- [WHAT IS BEING ASKED]:
Copy every entry exactly.

_ _ _ _ _ _ _

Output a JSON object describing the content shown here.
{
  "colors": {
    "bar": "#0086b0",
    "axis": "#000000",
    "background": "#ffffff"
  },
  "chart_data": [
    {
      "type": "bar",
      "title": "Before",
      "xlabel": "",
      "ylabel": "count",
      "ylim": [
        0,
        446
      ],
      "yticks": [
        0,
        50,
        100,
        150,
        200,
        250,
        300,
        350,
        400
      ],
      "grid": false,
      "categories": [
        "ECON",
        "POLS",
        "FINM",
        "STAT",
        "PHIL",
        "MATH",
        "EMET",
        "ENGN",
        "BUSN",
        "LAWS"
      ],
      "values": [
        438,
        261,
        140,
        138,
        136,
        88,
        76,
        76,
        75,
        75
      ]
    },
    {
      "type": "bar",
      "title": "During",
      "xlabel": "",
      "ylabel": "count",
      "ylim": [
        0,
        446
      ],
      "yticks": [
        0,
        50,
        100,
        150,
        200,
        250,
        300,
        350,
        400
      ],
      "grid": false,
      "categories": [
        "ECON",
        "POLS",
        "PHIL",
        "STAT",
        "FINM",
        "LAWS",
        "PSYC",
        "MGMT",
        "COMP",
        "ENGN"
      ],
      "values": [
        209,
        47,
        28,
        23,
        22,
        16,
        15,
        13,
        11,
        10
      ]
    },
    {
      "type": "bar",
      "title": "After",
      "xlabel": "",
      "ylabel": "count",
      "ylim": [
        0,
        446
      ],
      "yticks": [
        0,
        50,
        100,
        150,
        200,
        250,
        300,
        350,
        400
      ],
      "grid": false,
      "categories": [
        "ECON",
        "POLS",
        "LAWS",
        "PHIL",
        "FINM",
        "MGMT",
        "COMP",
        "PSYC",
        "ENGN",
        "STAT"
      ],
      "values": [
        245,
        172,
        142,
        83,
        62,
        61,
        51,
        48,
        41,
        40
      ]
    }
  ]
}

_ _ _ _ _ _ _

- [ANSWER IN FULL]:
Output a JSON object describing the content shown here.
{
  "colors": {
    "bar": "#0086b0",
    "axis": "#000000",
    "background": "#ffffff"
  },
  "chart_data": [
    {
      "type": "bar",
      "title": "Before",
      "xlabel": "",
      "ylabel": "count",
      "ylim": [
        0,
        446
      ],
      "yticks": [
        0,
        50,
        100,
        150,
        200,
        250,
        300,
        350,
        400
      ],
      "grid": false,
      "categories": [
        "ECON",
        "POLS",
        "FINM",
        "STAT",
        "PHIL",
        "MATH",
        "EMET",
        "ENGN",
        "BUSN",
        "LAWS"
      ],
      "values": [
        438,
        261,
        140,
        138,
        136,
        88,
        76,
        76,
        75,
        75
      ]
    },
    {
      "type": "bar",
      "title": "During",
      "xlabel": "",
      "ylabel": "count",
      "ylim": [
        0,
        446
      ],
      "yticks": [
        0,
        50,
        100,
        150,
        200,
        250,
        300,
        350,
        400
      ],
      "grid": false,
      "categories": [
        "ECON",
        "POLS",
        "PHIL",
        "STAT",
        "FINM",
        "LAWS",
        "PSYC",
        "MGMT",
        "COMP",
        "ENGN"
      ],
      "values": [
        209,
        47,
        28,
        23,
        22,
        16,
        15,
        13,
        11,
        10
      ]
    },
    {
      "type": "bar",
      "title": "After",
      "xlabel": "",
      "ylabel": "count",
      "ylim": [
        0,
        446
      ],
      "yticks": [
        0,
        50,
        100,
        150,
        200,
        250,
        300,
        350,
        400
      ],
      "grid": false,
      "categories": [
        "ECON",
        "POLS",
        "LAWS",
        "PHIL",
        "FINM",
        "MGMT",
        "COMP",
        "PSYC",
        "ENGN",
        "STAT"
      ],
      "values": [
        245,
        172,
        142,
        83,
        62,
        61,
        51,
        48,
        41,
        40
      ]
    }
  ]
}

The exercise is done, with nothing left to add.